Written problem: Repeat every line exactly, keeping the pictures out of the copy.
____ Recorded information
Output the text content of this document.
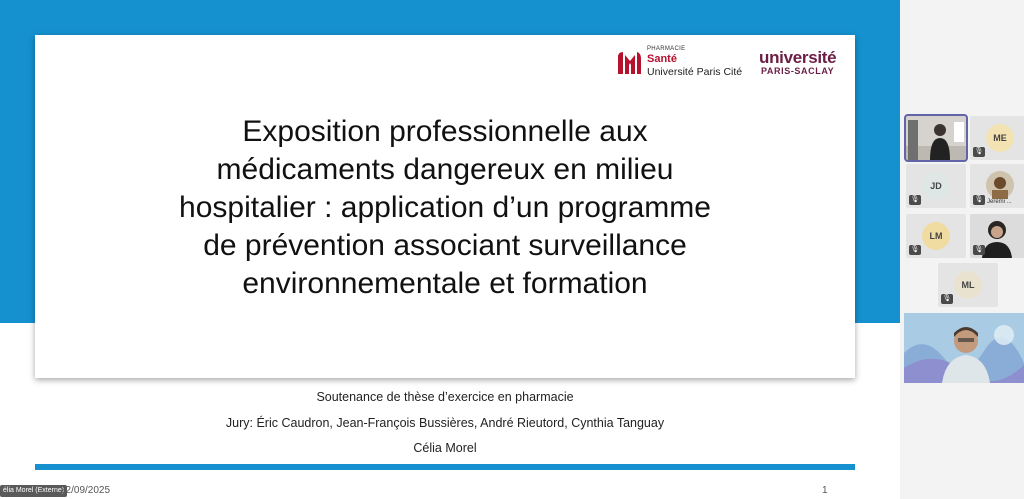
PHARMACIE
Santé
Université Paris Cité
université
PARIS-SACLAY
Exposition professionnelle aux
médicaments dangereux en milieu
hospitalier : application d’un programme
de prévention associant surveillance
environnementale et formation
Soutenance de thèse d’exercice en pharmacie
Jury: Éric Caudron, Jean-François Bussières, André Rieutord, Cynthia Tanguay
Célia Morel
élia Morel (Externe)
22/09/2025	1
ME
🎙
JD
🎙	🎙 Jeremi ...
LM
🎙	🎙
ML
🎙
________
Task solution:
Output the text content of this document.
PHARMACIE
Santé
Université Paris Cité
université
PARIS-SACLAY
Exposition professionnelle aux
médicaments dangereux en milieu
hospitalier : application d’un programme
de prévention associant surveillance
environnementale et formation
Soutenance de thèse d’exercice en pharmacie
Jury: Éric Caudron, Jean-François Bussières, André Rieutord, Cynthia Tanguay
Célia Morel
élia Morel (Externe)
22/09/2025	1
ME
🎙
JD
🎙	🎙 Jeremi ...
LM
🎙	🎙
ML
🎙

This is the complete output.